▶ _WORK REQUIRED_
Report how many lines contain "page"; state the number and nothing else.

▶ _DATA_
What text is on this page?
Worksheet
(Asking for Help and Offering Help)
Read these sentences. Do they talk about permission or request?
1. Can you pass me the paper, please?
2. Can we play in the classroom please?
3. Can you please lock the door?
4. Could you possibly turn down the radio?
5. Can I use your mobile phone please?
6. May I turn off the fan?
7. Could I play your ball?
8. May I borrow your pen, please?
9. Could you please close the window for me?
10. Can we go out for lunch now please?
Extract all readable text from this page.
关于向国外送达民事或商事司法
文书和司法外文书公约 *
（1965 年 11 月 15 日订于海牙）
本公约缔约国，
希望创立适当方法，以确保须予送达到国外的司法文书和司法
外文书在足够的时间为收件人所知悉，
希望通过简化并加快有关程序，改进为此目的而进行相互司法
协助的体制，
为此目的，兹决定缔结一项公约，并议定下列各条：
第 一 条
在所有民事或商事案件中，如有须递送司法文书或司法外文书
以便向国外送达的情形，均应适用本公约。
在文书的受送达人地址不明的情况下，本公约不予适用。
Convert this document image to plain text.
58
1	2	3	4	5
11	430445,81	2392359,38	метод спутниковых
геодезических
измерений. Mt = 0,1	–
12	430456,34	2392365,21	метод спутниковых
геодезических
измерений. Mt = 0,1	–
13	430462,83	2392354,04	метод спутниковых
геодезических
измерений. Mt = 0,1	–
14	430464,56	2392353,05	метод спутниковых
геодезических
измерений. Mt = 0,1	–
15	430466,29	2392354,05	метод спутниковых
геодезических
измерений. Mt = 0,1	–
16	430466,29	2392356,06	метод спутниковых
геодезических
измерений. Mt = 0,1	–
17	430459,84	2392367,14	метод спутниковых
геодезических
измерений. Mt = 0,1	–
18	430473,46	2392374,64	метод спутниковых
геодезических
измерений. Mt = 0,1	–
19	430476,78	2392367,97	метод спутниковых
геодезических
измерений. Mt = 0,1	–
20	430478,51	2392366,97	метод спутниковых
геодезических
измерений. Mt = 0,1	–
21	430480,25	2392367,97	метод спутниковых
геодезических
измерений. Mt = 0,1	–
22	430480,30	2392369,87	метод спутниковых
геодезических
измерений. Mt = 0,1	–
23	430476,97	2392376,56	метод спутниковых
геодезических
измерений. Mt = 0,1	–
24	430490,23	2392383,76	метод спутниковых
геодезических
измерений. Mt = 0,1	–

▶ _FINAL RESULT_
2